----- DATA TO PROCESS

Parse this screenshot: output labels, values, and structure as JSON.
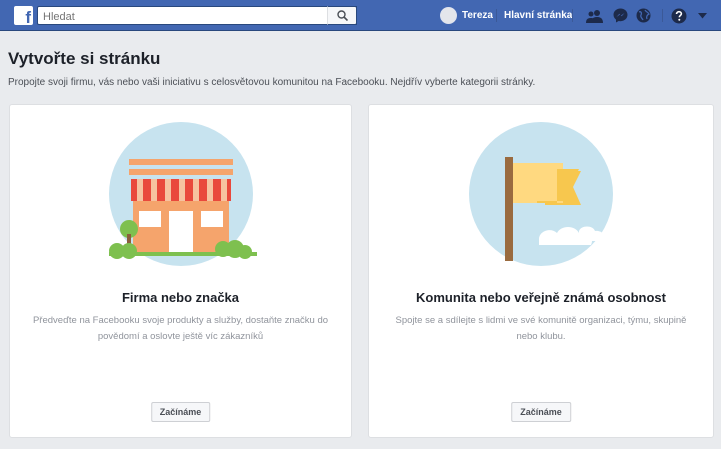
{
  "topbar": {
    "logo_letter": "f",
    "search_placeholder": "Hledat",
    "user_name": "Tereza",
    "home_label": "Hlavní stránka"
  },
  "page": {
    "title": "Vytvořte si stránku",
    "subtitle": "Propojte svoji firmu, vás nebo vaši iniciativu s celosvětovou komunitou na Facebooku. Nejdřív vyberte kategorii stránky."
  },
  "cards": [
    {
      "title": "Firma nebo značka",
      "description": "Předveďte na Facebooku svoje produkty a služby, dostaňte značku do povědomí a oslovte ještě víc zákazníků",
      "button": "Začínáme"
    },
    {
      "title": "Komunita nebo veřejně známá osobnost",
      "description": "Spojte se a sdílejte s lidmi ve své komunitě organizaci, týmu, skupině nebo klubu.",
      "button": "Začínáme"
    }
  ],
  "colors": {
    "brand": "#4267b2",
    "illustration_bg": "#c7e3ef",
    "awning_red": "#e9483c",
    "shop_orange": "#f5a46c",
    "flag_yellow": "#ffd980",
    "tree_green": "#7ec04f"
  }
}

----------

■ REQUIRED WORK ■
Without the pictures, restate all the entries above exactly.

■ THE OUTPUT ■
Parse this screenshot: output labels, values, and structure as JSON.
{
  "topbar": {
    "logo_letter": "f",
    "search_placeholder": "Hledat",
    "user_name": "Tereza",
    "home_label": "Hlavní stránka"
  },
  "page": {
    "title": "Vytvořte si stránku",
    "subtitle": "Propojte svoji firmu, vás nebo vaši iniciativu s celosvětovou komunitou na Facebooku. Nejdřív vyberte kategorii stránky."
  },
  "cards": [
    {
      "title": "Firma nebo značka",
      "description": "Předveďte na Facebooku svoje produkty a služby, dostaňte značku do povědomí a oslovte ještě víc zákazníků",
      "button": "Začínáme"
    },
    {
      "title": "Komunita nebo veřejně známá osobnost",
      "description": "Spojte se a sdílejte s lidmi ve své komunitě organizaci, týmu, skupině nebo klubu.",
      "button": "Začínáme"
    }
  ],
  "colors": {
    "brand": "#4267b2",
    "illustration_bg": "#c7e3ef",
    "awning_red": "#e9483c",
    "shop_orange": "#f5a46c",
    "flag_yellow": "#ffd980",
    "tree_green": "#7ec04f"
  }
}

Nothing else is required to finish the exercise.